* Begin *
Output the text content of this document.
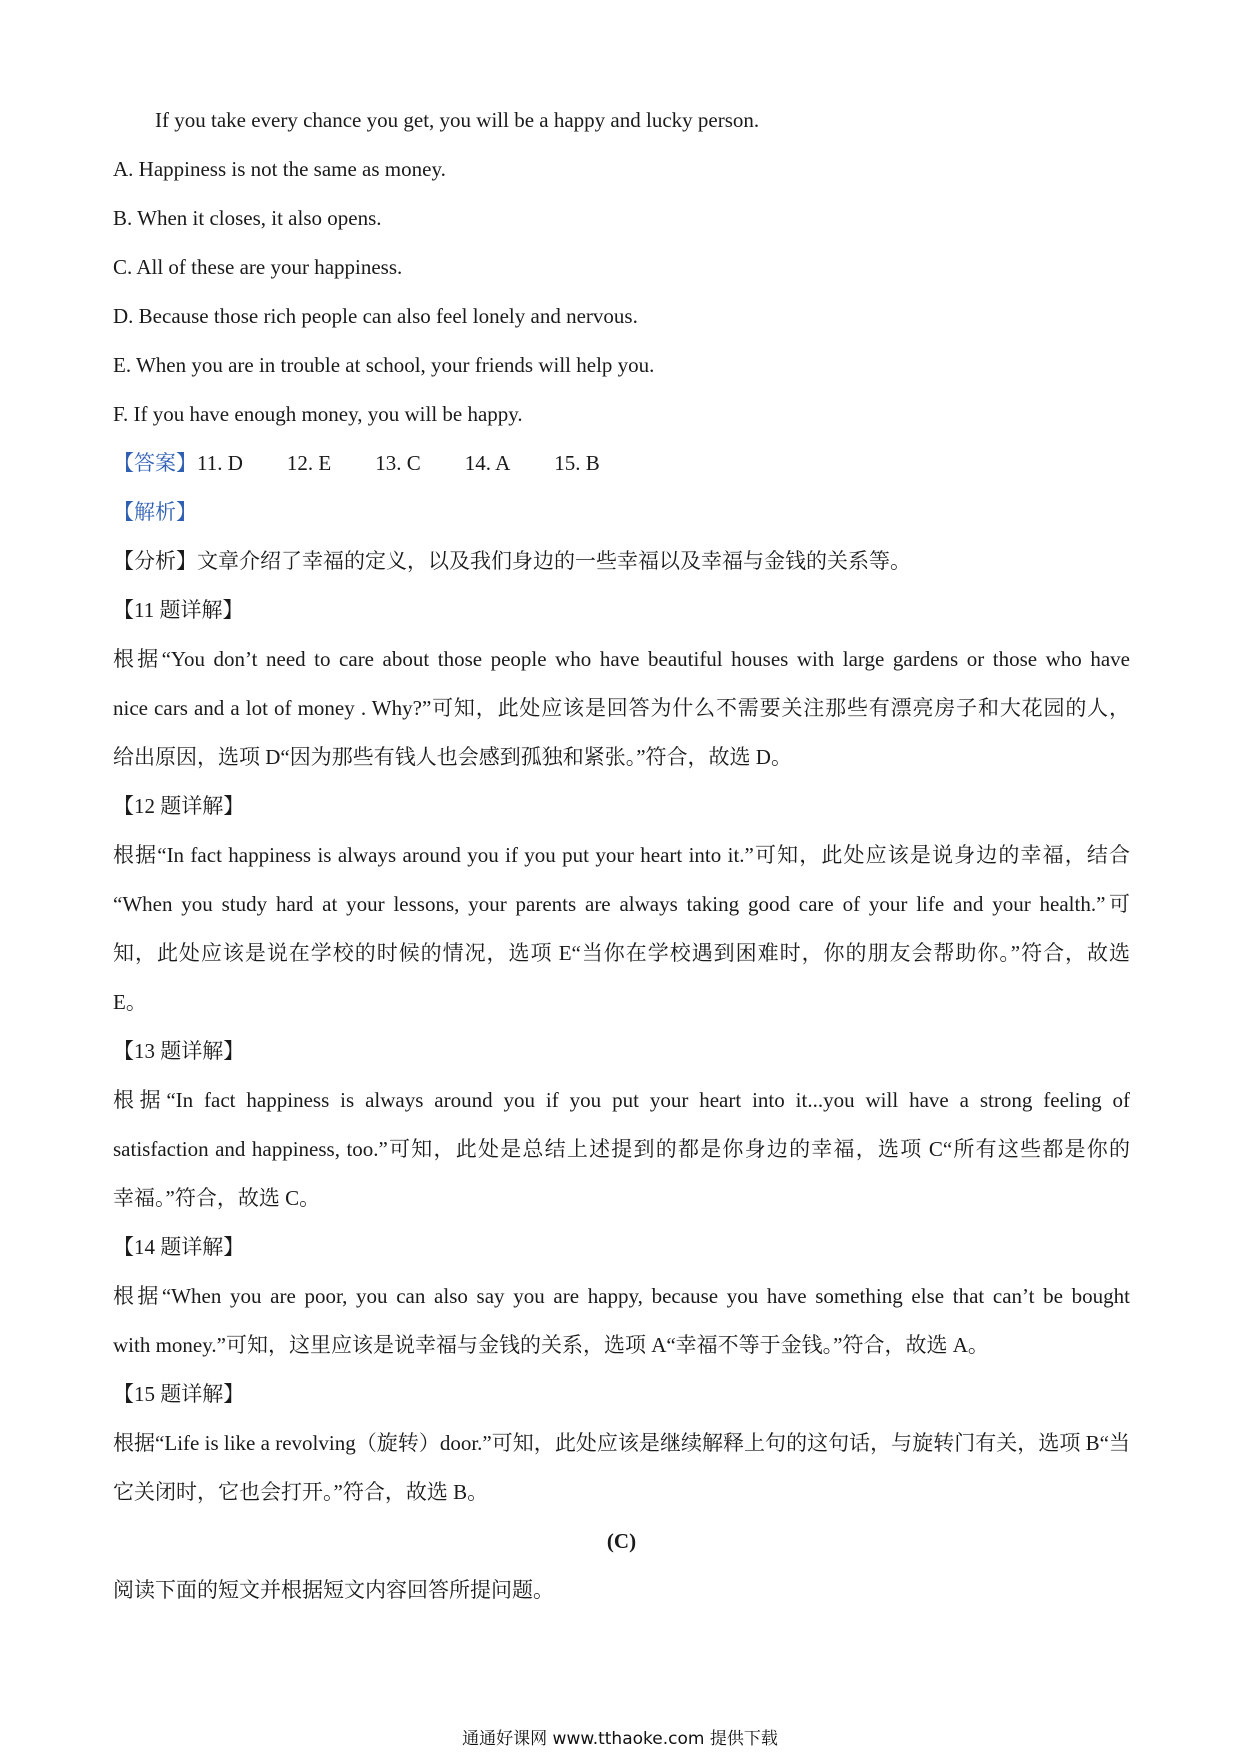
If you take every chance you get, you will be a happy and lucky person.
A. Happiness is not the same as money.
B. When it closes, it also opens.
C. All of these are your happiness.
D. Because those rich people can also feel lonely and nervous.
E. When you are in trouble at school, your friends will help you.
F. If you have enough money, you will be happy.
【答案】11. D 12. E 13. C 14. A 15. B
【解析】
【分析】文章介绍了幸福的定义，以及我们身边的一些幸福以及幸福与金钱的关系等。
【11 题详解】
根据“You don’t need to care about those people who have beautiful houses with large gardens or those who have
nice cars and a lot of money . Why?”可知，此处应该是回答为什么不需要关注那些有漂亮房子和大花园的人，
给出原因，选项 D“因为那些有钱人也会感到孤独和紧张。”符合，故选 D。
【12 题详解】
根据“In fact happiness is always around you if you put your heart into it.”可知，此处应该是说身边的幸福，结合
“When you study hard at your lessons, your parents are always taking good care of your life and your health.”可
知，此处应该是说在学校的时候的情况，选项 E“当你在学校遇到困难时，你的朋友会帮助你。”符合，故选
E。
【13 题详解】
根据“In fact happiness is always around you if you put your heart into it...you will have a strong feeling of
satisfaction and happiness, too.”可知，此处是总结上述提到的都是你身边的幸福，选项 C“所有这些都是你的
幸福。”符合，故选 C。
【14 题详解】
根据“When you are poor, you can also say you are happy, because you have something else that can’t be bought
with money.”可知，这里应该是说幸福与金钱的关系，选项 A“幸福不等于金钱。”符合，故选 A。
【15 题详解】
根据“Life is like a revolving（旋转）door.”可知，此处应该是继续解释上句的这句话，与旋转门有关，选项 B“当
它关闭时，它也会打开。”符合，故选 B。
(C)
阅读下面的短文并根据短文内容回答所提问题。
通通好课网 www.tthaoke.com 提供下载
* End *
* Begin *
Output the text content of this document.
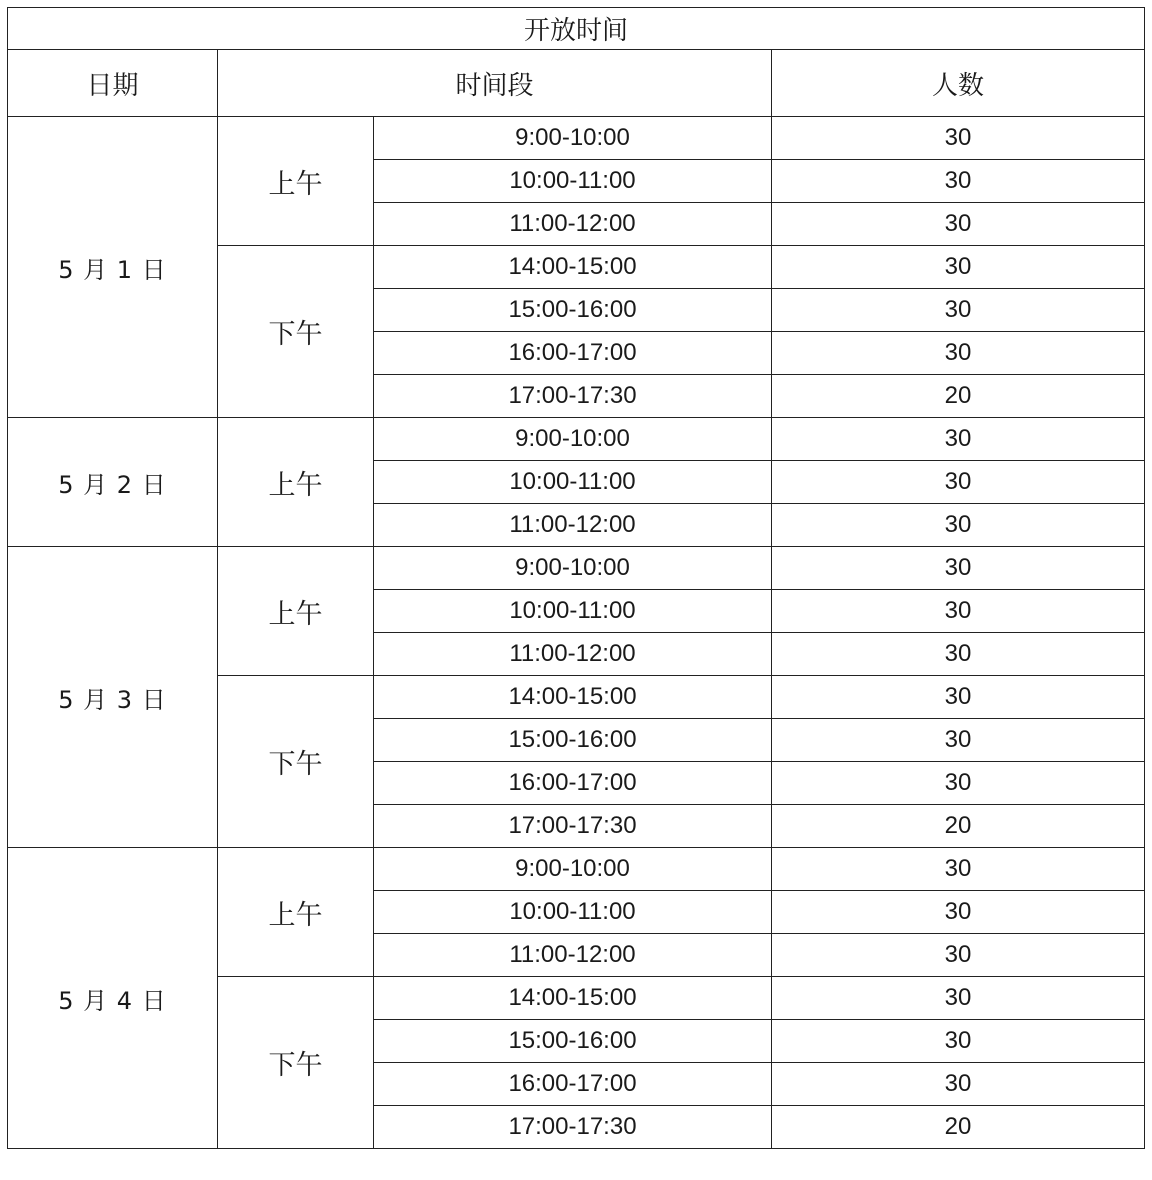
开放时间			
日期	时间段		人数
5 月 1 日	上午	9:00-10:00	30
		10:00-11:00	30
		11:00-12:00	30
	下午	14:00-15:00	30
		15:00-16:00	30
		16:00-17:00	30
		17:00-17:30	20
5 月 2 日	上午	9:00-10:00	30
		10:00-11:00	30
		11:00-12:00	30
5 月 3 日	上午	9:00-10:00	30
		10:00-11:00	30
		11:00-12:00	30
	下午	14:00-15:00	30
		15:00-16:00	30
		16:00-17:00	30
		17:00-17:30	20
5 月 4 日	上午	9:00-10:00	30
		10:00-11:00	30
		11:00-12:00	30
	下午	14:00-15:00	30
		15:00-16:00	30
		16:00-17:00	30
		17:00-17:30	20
* End *
| Exercise task |
Isolate the lines above that contain the word "will" and copy them.

| Exercise response |
If you take every chance you get, you will be a happy and lucky person.
E. When you are in trouble at school, your friends will help you.
F. If you have enough money, you will be happy.
根据“In fact happiness is always around you if you put your heart into it...you will have a strong feeling of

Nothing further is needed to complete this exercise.